[START]

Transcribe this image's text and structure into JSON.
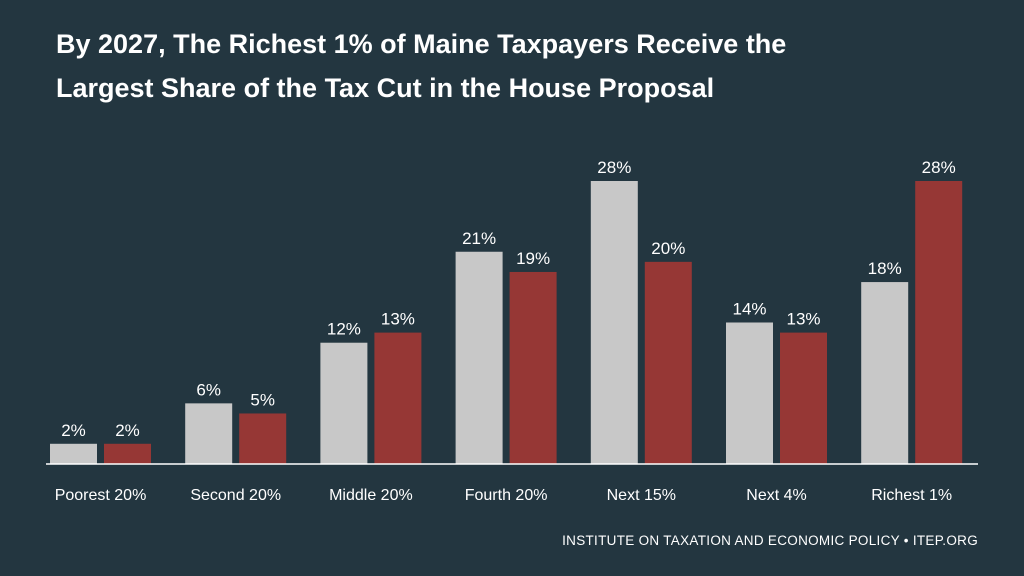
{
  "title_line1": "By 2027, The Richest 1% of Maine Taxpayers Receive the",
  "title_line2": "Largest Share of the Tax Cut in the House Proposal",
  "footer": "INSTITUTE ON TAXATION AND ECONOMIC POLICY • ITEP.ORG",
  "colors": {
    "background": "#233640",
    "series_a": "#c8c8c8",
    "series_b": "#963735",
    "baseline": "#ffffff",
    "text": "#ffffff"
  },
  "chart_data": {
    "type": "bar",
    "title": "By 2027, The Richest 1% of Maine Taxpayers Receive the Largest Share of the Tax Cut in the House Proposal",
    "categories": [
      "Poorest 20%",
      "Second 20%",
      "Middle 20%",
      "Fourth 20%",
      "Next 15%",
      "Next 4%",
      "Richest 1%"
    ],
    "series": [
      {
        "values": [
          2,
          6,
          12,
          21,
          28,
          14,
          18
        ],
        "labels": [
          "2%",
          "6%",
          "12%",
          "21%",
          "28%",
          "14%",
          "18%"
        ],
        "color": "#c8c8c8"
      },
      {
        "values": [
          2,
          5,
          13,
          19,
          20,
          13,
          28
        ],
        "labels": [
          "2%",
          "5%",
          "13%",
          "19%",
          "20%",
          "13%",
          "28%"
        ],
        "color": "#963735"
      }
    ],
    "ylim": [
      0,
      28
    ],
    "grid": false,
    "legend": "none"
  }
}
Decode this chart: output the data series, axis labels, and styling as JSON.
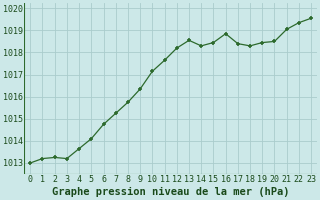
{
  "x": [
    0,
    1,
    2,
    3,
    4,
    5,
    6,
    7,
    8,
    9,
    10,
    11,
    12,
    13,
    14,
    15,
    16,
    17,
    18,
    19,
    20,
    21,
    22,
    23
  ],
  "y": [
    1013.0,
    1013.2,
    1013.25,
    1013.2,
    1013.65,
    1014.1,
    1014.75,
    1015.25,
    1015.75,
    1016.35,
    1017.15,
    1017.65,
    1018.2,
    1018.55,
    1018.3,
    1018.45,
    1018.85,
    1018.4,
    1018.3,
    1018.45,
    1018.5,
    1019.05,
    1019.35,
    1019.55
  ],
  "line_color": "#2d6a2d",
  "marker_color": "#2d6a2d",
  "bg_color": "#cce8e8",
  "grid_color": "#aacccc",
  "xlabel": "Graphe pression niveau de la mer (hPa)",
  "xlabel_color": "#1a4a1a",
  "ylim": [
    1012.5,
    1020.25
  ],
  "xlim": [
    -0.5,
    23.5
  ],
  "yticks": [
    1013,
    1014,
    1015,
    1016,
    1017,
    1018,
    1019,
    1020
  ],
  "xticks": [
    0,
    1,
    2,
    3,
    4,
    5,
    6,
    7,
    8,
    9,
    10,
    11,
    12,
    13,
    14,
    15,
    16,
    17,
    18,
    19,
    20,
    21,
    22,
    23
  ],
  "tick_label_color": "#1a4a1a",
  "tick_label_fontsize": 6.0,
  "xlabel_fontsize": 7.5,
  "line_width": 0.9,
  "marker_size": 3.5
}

[END]

» Task goal: Repeat the preceding records precisely, and leave every picture out of the copy.

» Correct response:
Transcribe this image's text and structure into JSON.
{
  "title_line1": "By 2027, The Richest 1% of Maine Taxpayers Receive the",
  "title_line2": "Largest Share of the Tax Cut in the House Proposal",
  "footer": "INSTITUTE ON TAXATION AND ECONOMIC POLICY • ITEP.ORG",
  "colors": {
    "background": "#233640",
    "series_a": "#c8c8c8",
    "series_b": "#963735",
    "baseline": "#ffffff",
    "text": "#ffffff"
  },
  "chart_data": {
    "type": "bar",
    "title": "By 2027, The Richest 1% of Maine Taxpayers Receive the Largest Share of the Tax Cut in the House Proposal",
    "categories": [
      "Poorest 20%",
      "Second 20%",
      "Middle 20%",
      "Fourth 20%",
      "Next 15%",
      "Next 4%",
      "Richest 1%"
    ],
    "series": [
      {
        "values": [
          2,
          6,
          12,
          21,
          28,
          14,
          18
        ],
        "labels": [
          "2%",
          "6%",
          "12%",
          "21%",
          "28%",
          "14%",
          "18%"
        ],
        "color": "#c8c8c8"
      },
      {
        "values": [
          2,
          5,
          13,
          19,
          20,
          13,
          28
        ],
        "labels": [
          "2%",
          "5%",
          "13%",
          "19%",
          "20%",
          "13%",
          "28%"
        ],
        "color": "#963735"
      }
    ],
    "ylim": [
      0,
      28
    ],
    "grid": false,
    "legend": "none"
  }
}
Decode this chart: output the data series, axis labels, and styling as JSON.
{
  "x": [
    0,
    1,
    2,
    3,
    4,
    5,
    6,
    7,
    8,
    9,
    10,
    11,
    12,
    13,
    14,
    15,
    16,
    17,
    18,
    19,
    20,
    21,
    22,
    23
  ],
  "y": [
    1013.0,
    1013.2,
    1013.25,
    1013.2,
    1013.65,
    1014.1,
    1014.75,
    1015.25,
    1015.75,
    1016.35,
    1017.15,
    1017.65,
    1018.2,
    1018.55,
    1018.3,
    1018.45,
    1018.85,
    1018.4,
    1018.3,
    1018.45,
    1018.5,
    1019.05,
    1019.35,
    1019.55
  ],
  "line_color": "#2d6a2d",
  "marker_color": "#2d6a2d",
  "bg_color": "#cce8e8",
  "grid_color": "#aacccc",
  "xlabel": "Graphe pression niveau de la mer (hPa)",
  "xlabel_color": "#1a4a1a",
  "ylim": [
    1012.5,
    1020.25
  ],
  "xlim": [
    -0.5,
    23.5
  ],
  "yticks": [
    1013,
    1014,
    1015,
    1016,
    1017,
    1018,
    1019,
    1020
  ],
  "xticks": [
    0,
    1,
    2,
    3,
    4,
    5,
    6,
    7,
    8,
    9,
    10,
    11,
    12,
    13,
    14,
    15,
    16,
    17,
    18,
    19,
    20,
    21,
    22,
    23
  ],
  "tick_label_color": "#1a4a1a",
  "tick_label_fontsize": 6.0,
  "xlabel_fontsize": 7.5,
  "line_width": 0.9,
  "marker_size": 3.5
}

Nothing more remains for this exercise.